# start of Source extract

Mexico City – Mexico, 2014

I returned to Mexico after a three year hiatus. I can’t believe it has been that long since I traveled the country with my friend Steve. It seems like only months had past with the memories so vivid.

I always wanted to return to Mexico one more time. It left a lasting impression on me. Okay, it’s no Canada but it does have it’s charm. Mexico City has stunning architecture, wonderful history, delicious cheap street food and friendly Mexicans even if it portrayed very differently in the media. I was excited to show and share my previous experience of Mexico City with my partner, which was her first time in Mexico.

We were fortunate we had my partners best friend for many years, currently residing in Mexico City, owning a petite boutique bed & breakfast known as Casa Hipodromo . Casa Hipodromo is a small B&B in the heart of Condesa. They seek to give their guests a warm and rich experience with their extensive list of knowledge of the city, they want to give their guests the experience to see Mexico City like a local. Check it out here: https://www.airbnb.com/rooms/2323184

We stayed in Mexico City for three weeks which gave us the opportunity to divulge into the city and experience everything it had to offer. Downtown Mexico City is filled with historical buildings and landmarks from every epoch. It is also known as the City of Palaces, because of the large number of stately buildings, especially in the Centro. In addition, Mexico is the city with the largest number of museums in the world, with New York #2, London #3 and Toronto #4.

# end of Source extract
# start of Working data

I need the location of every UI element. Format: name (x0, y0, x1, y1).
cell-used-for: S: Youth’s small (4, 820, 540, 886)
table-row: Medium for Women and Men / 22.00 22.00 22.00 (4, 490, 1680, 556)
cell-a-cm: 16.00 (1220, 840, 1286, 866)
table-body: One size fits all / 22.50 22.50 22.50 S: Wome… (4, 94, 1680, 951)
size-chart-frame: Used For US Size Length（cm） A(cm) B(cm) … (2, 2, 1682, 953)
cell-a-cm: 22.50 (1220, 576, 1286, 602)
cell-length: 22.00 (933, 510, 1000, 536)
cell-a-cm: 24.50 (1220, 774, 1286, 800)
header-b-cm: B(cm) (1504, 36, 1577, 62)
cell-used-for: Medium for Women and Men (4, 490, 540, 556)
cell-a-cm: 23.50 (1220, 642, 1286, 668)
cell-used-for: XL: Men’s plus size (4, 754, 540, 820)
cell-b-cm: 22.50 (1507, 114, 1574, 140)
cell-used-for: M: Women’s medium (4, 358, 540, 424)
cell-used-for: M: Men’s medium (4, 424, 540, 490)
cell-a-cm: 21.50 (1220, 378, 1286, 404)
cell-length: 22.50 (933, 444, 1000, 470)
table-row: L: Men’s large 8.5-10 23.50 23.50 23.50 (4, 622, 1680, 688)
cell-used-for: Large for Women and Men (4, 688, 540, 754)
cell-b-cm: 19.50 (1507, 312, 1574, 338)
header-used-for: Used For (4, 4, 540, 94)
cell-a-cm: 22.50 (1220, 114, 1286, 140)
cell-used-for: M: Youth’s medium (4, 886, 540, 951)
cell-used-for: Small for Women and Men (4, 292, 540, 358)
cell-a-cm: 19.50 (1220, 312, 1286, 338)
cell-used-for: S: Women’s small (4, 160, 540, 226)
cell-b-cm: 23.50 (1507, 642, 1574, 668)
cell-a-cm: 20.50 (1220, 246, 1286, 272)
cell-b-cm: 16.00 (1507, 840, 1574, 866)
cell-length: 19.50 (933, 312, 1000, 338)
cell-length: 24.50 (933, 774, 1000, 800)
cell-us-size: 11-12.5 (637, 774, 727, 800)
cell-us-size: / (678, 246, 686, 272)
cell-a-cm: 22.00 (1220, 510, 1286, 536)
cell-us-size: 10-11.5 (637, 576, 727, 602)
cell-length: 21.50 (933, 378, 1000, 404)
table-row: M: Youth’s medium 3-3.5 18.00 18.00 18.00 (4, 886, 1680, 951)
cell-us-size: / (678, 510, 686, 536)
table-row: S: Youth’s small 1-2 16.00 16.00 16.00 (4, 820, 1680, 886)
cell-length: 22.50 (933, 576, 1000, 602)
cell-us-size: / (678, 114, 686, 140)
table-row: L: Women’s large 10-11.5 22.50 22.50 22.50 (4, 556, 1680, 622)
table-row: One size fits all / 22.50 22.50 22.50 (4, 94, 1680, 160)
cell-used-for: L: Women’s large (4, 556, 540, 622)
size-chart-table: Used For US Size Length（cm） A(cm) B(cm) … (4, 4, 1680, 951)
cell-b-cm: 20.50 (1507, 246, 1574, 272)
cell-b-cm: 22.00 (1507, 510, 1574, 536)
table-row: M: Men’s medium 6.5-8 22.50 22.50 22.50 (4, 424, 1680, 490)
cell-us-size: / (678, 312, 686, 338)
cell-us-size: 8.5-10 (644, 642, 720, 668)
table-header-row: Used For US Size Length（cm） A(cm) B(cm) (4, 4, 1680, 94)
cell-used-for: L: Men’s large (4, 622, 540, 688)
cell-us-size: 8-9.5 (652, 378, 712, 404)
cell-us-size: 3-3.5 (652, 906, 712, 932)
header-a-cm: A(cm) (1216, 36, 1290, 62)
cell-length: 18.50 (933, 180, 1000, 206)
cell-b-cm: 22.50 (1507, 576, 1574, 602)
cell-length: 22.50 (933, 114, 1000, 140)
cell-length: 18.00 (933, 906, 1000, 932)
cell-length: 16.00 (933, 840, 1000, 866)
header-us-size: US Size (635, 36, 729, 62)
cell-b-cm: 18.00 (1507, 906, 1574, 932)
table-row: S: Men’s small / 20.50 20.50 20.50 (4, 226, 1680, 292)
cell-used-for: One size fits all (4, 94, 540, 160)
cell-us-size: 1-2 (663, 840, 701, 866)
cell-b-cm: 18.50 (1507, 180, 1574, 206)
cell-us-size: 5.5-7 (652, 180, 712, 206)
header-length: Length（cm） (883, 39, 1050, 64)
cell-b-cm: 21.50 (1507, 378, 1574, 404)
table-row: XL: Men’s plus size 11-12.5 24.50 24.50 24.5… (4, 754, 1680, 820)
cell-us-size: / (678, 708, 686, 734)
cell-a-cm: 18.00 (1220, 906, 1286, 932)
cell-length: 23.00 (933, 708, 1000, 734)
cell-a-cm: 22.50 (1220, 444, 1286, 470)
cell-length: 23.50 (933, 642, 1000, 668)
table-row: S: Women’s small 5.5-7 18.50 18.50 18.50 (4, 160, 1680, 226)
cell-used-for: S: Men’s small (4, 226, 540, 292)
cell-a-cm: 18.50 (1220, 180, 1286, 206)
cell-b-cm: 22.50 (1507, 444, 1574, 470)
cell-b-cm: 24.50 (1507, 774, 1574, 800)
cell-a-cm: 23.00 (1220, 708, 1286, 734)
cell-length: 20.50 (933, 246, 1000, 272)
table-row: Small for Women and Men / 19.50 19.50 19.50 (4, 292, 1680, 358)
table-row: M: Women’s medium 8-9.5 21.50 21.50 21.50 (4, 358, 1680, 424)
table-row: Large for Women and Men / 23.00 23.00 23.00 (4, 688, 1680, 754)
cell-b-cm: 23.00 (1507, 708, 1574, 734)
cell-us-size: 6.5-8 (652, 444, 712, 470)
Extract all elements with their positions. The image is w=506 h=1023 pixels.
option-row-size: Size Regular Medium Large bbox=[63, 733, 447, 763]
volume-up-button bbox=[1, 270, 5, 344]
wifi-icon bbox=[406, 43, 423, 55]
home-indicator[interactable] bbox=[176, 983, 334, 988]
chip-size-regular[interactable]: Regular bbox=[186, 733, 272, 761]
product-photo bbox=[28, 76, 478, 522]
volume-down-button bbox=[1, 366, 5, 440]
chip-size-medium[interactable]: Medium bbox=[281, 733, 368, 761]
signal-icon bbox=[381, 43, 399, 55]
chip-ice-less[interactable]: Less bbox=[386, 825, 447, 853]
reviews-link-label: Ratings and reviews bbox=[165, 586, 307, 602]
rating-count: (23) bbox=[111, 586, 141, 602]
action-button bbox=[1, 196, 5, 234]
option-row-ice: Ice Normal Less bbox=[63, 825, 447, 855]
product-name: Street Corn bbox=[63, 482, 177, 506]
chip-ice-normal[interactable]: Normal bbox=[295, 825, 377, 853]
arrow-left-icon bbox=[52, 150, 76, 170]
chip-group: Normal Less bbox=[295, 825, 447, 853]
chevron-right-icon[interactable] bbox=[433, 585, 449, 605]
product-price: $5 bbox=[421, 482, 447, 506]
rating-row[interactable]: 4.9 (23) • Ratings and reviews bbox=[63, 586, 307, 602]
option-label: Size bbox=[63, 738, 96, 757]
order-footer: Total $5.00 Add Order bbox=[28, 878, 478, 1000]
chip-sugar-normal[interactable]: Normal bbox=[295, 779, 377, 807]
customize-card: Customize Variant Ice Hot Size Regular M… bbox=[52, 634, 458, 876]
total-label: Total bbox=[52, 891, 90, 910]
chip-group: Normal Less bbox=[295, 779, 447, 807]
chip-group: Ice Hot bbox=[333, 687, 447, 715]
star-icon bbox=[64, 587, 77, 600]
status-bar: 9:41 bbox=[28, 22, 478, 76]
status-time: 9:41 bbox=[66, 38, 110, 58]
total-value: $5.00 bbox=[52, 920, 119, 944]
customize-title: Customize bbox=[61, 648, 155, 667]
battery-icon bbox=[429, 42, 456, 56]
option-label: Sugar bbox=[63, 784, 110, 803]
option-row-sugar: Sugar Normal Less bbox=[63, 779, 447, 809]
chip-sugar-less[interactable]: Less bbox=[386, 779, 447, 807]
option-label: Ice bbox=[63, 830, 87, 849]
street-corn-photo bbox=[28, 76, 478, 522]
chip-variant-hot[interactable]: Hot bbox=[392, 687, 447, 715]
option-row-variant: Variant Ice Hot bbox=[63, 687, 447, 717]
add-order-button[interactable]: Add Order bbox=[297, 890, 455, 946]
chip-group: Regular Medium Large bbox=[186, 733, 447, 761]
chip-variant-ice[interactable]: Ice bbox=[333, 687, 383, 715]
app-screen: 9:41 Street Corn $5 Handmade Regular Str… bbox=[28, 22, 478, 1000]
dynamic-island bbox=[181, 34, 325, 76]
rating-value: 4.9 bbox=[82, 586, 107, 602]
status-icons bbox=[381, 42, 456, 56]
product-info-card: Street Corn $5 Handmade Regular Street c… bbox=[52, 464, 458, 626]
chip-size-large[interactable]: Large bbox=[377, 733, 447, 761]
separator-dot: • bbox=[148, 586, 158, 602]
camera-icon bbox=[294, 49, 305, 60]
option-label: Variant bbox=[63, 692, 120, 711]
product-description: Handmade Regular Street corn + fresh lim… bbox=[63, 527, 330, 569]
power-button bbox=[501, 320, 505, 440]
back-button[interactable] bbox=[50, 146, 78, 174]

# end of Working data

**Work to do**:
1 > In the Mexico City travel post, rewrite the paragraph beginning "We stayed in Mexico City for three weeks" as a shorter version that keeps its main facts.
2 > Transcribe the records from their start through the line holding "cell-a-cm: 20.50 (1220, 246, 1286, 272)", inclusive.

**Solutions in order**:
1 > A three-week stay allowed a thorough exploration of Mexico City. Its downtown holds historical buildings and landmarks from every era, and it is called the City of Palaces for its many stately buildings, especially in the Centro. Mexico City also has the most museums of any city in the world, followed by New York, London and Toronto.

2 >
I need the location of every UI element. Format: name (x0, y0, x1, y1).
cell-used-for: S: Youth’s small (4, 820, 540, 886)
table-row: Medium for Women and Men / 22.00 22.00 22.00 (4, 490, 1680, 556)
cell-a-cm: 16.00 (1220, 840, 1286, 866)
table-body: One size fits all / 22.50 22.50 22.50 S: Wome… (4, 94, 1680, 951)
size-chart-frame: Used For US Size Length（cm） A(cm) B(cm) … (2, 2, 1682, 953)
cell-a-cm: 22.50 (1220, 576, 1286, 602)
cell-length: 22.00 (933, 510, 1000, 536)
cell-a-cm: 24.50 (1220, 774, 1286, 800)
header-b-cm: B(cm) (1504, 36, 1577, 62)
cell-used-for: Medium for Women and Men (4, 490, 540, 556)
cell-a-cm: 23.50 (1220, 642, 1286, 668)
cell-used-for: XL: Men’s plus size (4, 754, 540, 820)
cell-b-cm: 22.50 (1507, 114, 1574, 140)
cell-used-for: M: Women’s medium (4, 358, 540, 424)
cell-used-for: M: Men’s medium (4, 424, 540, 490)
cell-a-cm: 21.50 (1220, 378, 1286, 404)
cell-length: 22.50 (933, 444, 1000, 470)
table-row: L: Men’s large 8.5-10 23.50 23.50 23.50 (4, 622, 1680, 688)
cell-used-for: Large for Women and Men (4, 688, 540, 754)
cell-b-cm: 19.50 (1507, 312, 1574, 338)
header-used-for: Used For (4, 4, 540, 94)
cell-a-cm: 22.50 (1220, 114, 1286, 140)
cell-used-for: M: Youth’s medium (4, 886, 540, 951)
cell-used-for: Small for Women and Men (4, 292, 540, 358)
cell-a-cm: 19.50 (1220, 312, 1286, 338)
cell-used-for: S: Women’s small (4, 160, 540, 226)
cell-b-cm: 23.50 (1507, 642, 1574, 668)
cell-a-cm: 20.50 (1220, 246, 1286, 272)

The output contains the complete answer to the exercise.